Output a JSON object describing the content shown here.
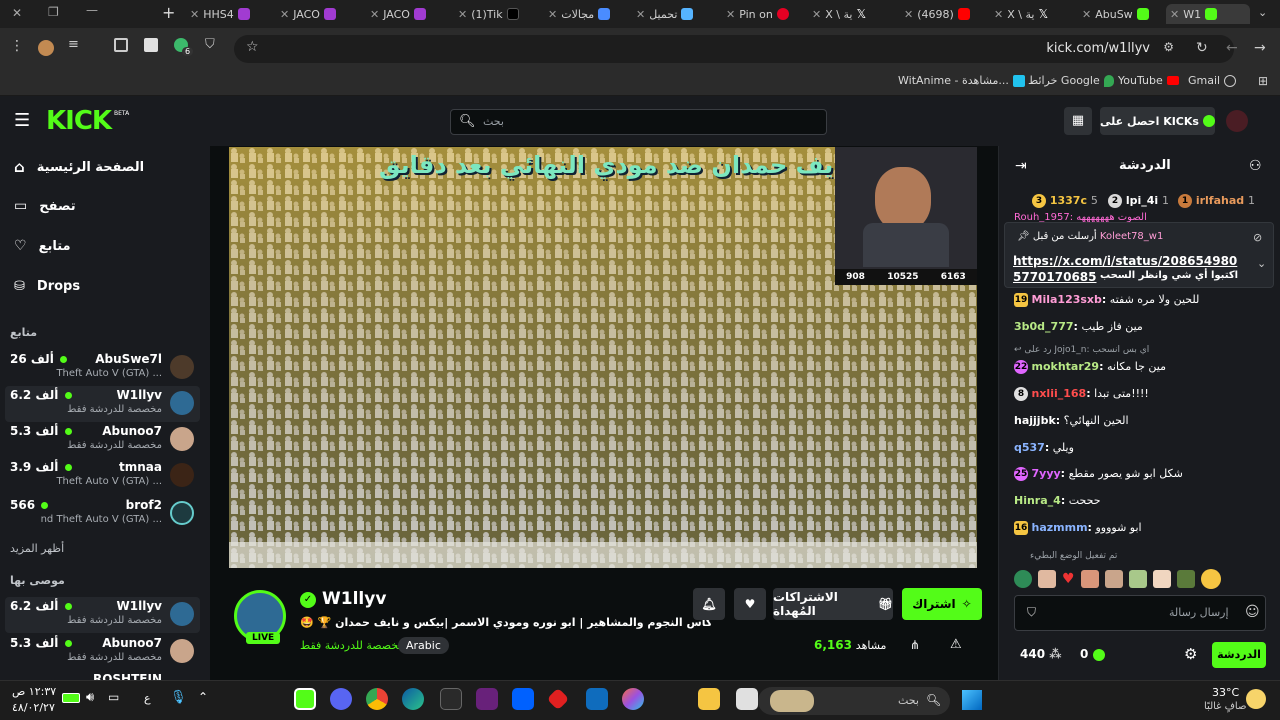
{
  "browser": {
    "tabs": [
      {
        "label": "HHS4"
      },
      {
        "label": "JACO"
      },
      {
        "label": "JACO"
      },
      {
        "label": "(1)Tik"
      },
      {
        "label": "مجالات"
      },
      {
        "label": "تحميل"
      },
      {
        "label": "Pin on"
      },
      {
        "label": "X \\ ية"
      },
      {
        "label": "(4698)"
      },
      {
        "label": "X \\ ية"
      },
      {
        "label": "AbuSw"
      },
      {
        "label": "W1"
      }
    ],
    "url": "kick.com/w1llyv",
    "extension_badge": "6",
    "bookmarks": [
      "Gmail",
      "YouTube",
      "خرائط Google",
      "WitAnime - مشاهدة..."
    ]
  },
  "kick": {
    "logo": "KICK",
    "logo_beta": "BETA",
    "search_placeholder": "بحث",
    "get_kicks": "احصل على KICKs"
  },
  "sidebar": {
    "nav": [
      {
        "label": "الصفحة الرئيسية",
        "icon": "home-icon"
      },
      {
        "label": "تصفح",
        "icon": "browse-icon"
      },
      {
        "label": "متابع",
        "icon": "heart-icon"
      },
      {
        "label": "Drops",
        "icon": "drops-icon"
      }
    ],
    "following_title": "متابع",
    "following": [
      {
        "name": "AbuSwe7l",
        "viewers": "26 ألف",
        "game": "Theft Auto V (GTA) ..."
      },
      {
        "name": "W1llyv",
        "viewers": "6.2 ألف",
        "game": "مخصصة للدردشة فقط"
      },
      {
        "name": "Abunoo7",
        "viewers": "5.3 ألف",
        "game": "مخصصة للدردشة فقط"
      },
      {
        "name": "tmnaa",
        "viewers": "3.9 ألف",
        "game": "Theft Auto V (GTA) ..."
      },
      {
        "name": "brof2",
        "viewers": "566",
        "game": "nd Theft Auto V (GTA) ..."
      }
    ],
    "show_more": "أظهر المزيد",
    "recommended_title": "موصى بها",
    "recommended": [
      {
        "name": "W1llyv",
        "viewers": "6.2 ألف",
        "game": "مخصصة للدردشة فقط"
      },
      {
        "name": "Abunoo7",
        "viewers": "5.3 ألف",
        "game": "مخصصة للدردشة فقط"
      },
      {
        "name": "ROSHTEIN",
        "viewers": "",
        "game": ""
      }
    ]
  },
  "player": {
    "overlay_title": "نايف حمدان ضد مودي النهائي بعد دقايق",
    "stat_a": "908",
    "stat_b": "10525",
    "stat_c": "6163"
  },
  "stream": {
    "channel": "W1llyv",
    "live_label": "LIVE",
    "title": "🤩 🏆 كأس النجوم والمشاهير | ابو نوره ومودي الاسمر |بيكس و نايف حمدان",
    "category": "مخصصة للدردشة فقط",
    "language": "Arabic",
    "viewers": "6,163",
    "viewers_label": "مشاهد",
    "subscribe": "اشتراك",
    "gift_subs": "الاشتراكات المُهداة"
  },
  "chat": {
    "title": "الدردشة",
    "leaders": [
      {
        "rank": "1",
        "name": "irlfahad",
        "count": "1"
      },
      {
        "rank": "2",
        "name": "lpi_4i",
        "count": "1"
      },
      {
        "rank": "3",
        "name": "1337c",
        "count": "5"
      }
    ],
    "pinned_by_label": "أرسلت من قبل",
    "pinned_by": "Koleet78_w1",
    "pinned_link": "https://x.com/i/status/2086549805770170685",
    "pinned_text": "اكتبوا أي شي وانظر السحب",
    "partial_top": "Rouh_1957: الصوت هههههههه",
    "messages": [
      {
        "badge": "19",
        "user": "Mila123sxb",
        "text": "للحين ولا مره شفته",
        "color": "#ff9dd6"
      },
      {
        "badge": "",
        "user": "3b0d_777",
        "text": "مين فاز طيب",
        "color": "#b8e986"
      },
      {
        "badge": "",
        "user": "",
        "text": "رد على Jojo1_n: اي بس انسحب",
        "color": "#9aa0a6"
      },
      {
        "badge": "22",
        "user": "mokhtar29",
        "text": "مين جا مكانه",
        "color": "#b8e986"
      },
      {
        "badge": "8",
        "user": "nxlii_168",
        "text": "متى تبدا!!!!",
        "color": "#ff4d4d"
      },
      {
        "badge": "",
        "user": "hajjjbk",
        "text": "الحين النهائي؟",
        "color": "#ffffff"
      },
      {
        "badge": "",
        "user": "q537",
        "text": "ويلي",
        "color": "#8ab4ff"
      },
      {
        "badge": "25",
        "user": "7yyy",
        "text": "شكل ابو شو يصور مقطع",
        "color": "#e066ff"
      },
      {
        "badge": "",
        "user": "Hinra_4",
        "text": "حححت",
        "color": "#b8e986"
      },
      {
        "badge": "16",
        "user": "hazmmm",
        "text": "ابو شوووو",
        "color": "#8ab4ff"
      }
    ],
    "slow_mode": "تم تفعيل الوضع البطيء",
    "input_placeholder": "إرسال رسالة",
    "points": "440",
    "kicks": "0",
    "send": "الدردشة"
  },
  "taskbar": {
    "weather_temp": "33°C",
    "weather_desc": "صافٍ غالبًا",
    "search": "بحث",
    "time": "١٢:٣٧ ص",
    "date": "٤٨/٠٢/٢٧",
    "lang": "ع"
  },
  "colors": {
    "kick_green": "#53fc18",
    "bg": "#0b0e0f",
    "panel": "#191b1f"
  }
}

++++++++

▶ _GOAL_: Copy out the data above exactly, except the pictures.

▶ _CORRECT ANSWER_:
Output a JSON object describing the content shown here.
{
  "browser": {
    "tabs": [
      {
        "label": "HHS4"
      },
      {
        "label": "JACO"
      },
      {
        "label": "JACO"
      },
      {
        "label": "(1)Tik"
      },
      {
        "label": "مجالات"
      },
      {
        "label": "تحميل"
      },
      {
        "label": "Pin on"
      },
      {
        "label": "X \\ ية"
      },
      {
        "label": "(4698)"
      },
      {
        "label": "X \\ ية"
      },
      {
        "label": "AbuSw"
      },
      {
        "label": "W1"
      }
    ],
    "url": "kick.com/w1llyv",
    "extension_badge": "6",
    "bookmarks": [
      "Gmail",
      "YouTube",
      "خرائط Google",
      "WitAnime - مشاهدة..."
    ]
  },
  "kick": {
    "logo": "KICK",
    "logo_beta": "BETA",
    "search_placeholder": "بحث",
    "get_kicks": "احصل على KICKs"
  },
  "sidebar": {
    "nav": [
      {
        "label": "الصفحة الرئيسية",
        "icon": "home-icon"
      },
      {
        "label": "تصفح",
        "icon": "browse-icon"
      },
      {
        "label": "متابع",
        "icon": "heart-icon"
      },
      {
        "label": "Drops",
        "icon": "drops-icon"
      }
    ],
    "following_title": "متابع",
    "following": [
      {
        "name": "AbuSwe7l",
        "viewers": "26 ألف",
        "game": "Theft Auto V (GTA) ..."
      },
      {
        "name": "W1llyv",
        "viewers": "6.2 ألف",
        "game": "مخصصة للدردشة فقط"
      },
      {
        "name": "Abunoo7",
        "viewers": "5.3 ألف",
        "game": "مخصصة للدردشة فقط"
      },
      {
        "name": "tmnaa",
        "viewers": "3.9 ألف",
        "game": "Theft Auto V (GTA) ..."
      },
      {
        "name": "brof2",
        "viewers": "566",
        "game": "nd Theft Auto V (GTA) ..."
      }
    ],
    "show_more": "أظهر المزيد",
    "recommended_title": "موصى بها",
    "recommended": [
      {
        "name": "W1llyv",
        "viewers": "6.2 ألف",
        "game": "مخصصة للدردشة فقط"
      },
      {
        "name": "Abunoo7",
        "viewers": "5.3 ألف",
        "game": "مخصصة للدردشة فقط"
      },
      {
        "name": "ROSHTEIN",
        "viewers": "",
        "game": ""
      }
    ]
  },
  "player": {
    "overlay_title": "نايف حمدان ضد مودي النهائي بعد دقايق",
    "stat_a": "908",
    "stat_b": "10525",
    "stat_c": "6163"
  },
  "stream": {
    "channel": "W1llyv",
    "live_label": "LIVE",
    "title": "🤩 🏆 كأس النجوم والمشاهير | ابو نوره ومودي الاسمر |بيكس و نايف حمدان",
    "category": "مخصصة للدردشة فقط",
    "language": "Arabic",
    "viewers": "6,163",
    "viewers_label": "مشاهد",
    "subscribe": "اشتراك",
    "gift_subs": "الاشتراكات المُهداة"
  },
  "chat": {
    "title": "الدردشة",
    "leaders": [
      {
        "rank": "1",
        "name": "irlfahad",
        "count": "1"
      },
      {
        "rank": "2",
        "name": "lpi_4i",
        "count": "1"
      },
      {
        "rank": "3",
        "name": "1337c",
        "count": "5"
      }
    ],
    "pinned_by_label": "أرسلت من قبل",
    "pinned_by": "Koleet78_w1",
    "pinned_link": "https://x.com/i/status/2086549805770170685",
    "pinned_text": "اكتبوا أي شي وانظر السحب",
    "partial_top": "Rouh_1957: الصوت هههههههه",
    "messages": [
      {
        "badge": "19",
        "user": "Mila123sxb",
        "text": "للحين ولا مره شفته",
        "color": "#ff9dd6"
      },
      {
        "badge": "",
        "user": "3b0d_777",
        "text": "مين فاز طيب",
        "color": "#b8e986"
      },
      {
        "badge": "",
        "user": "",
        "text": "رد على Jojo1_n: اي بس انسحب",
        "color": "#9aa0a6"
      },
      {
        "badge": "22",
        "user": "mokhtar29",
        "text": "مين جا مكانه",
        "color": "#b8e986"
      },
      {
        "badge": "8",
        "user": "nxlii_168",
        "text": "متى تبدا!!!!",
        "color": "#ff4d4d"
      },
      {
        "badge": "",
        "user": "hajjjbk",
        "text": "الحين النهائي؟",
        "color": "#ffffff"
      },
      {
        "badge": "",
        "user": "q537",
        "text": "ويلي",
        "color": "#8ab4ff"
      },
      {
        "badge": "25",
        "user": "7yyy",
        "text": "شكل ابو شو يصور مقطع",
        "color": "#e066ff"
      },
      {
        "badge": "",
        "user": "Hinra_4",
        "text": "حححت",
        "color": "#b8e986"
      },
      {
        "badge": "16",
        "user": "hazmmm",
        "text": "ابو شوووو",
        "color": "#8ab4ff"
      }
    ],
    "slow_mode": "تم تفعيل الوضع البطيء",
    "input_placeholder": "إرسال رسالة",
    "points": "440",
    "kicks": "0",
    "send": "الدردشة"
  },
  "taskbar": {
    "weather_temp": "33°C",
    "weather_desc": "صافٍ غالبًا",
    "search": "بحث",
    "time": "١٢:٣٧ ص",
    "date": "٤٨/٠٢/٢٧",
    "lang": "ع"
  },
  "colors": {
    "kick_green": "#53fc18",
    "bg": "#0b0e0f",
    "panel": "#191b1f"
  }
}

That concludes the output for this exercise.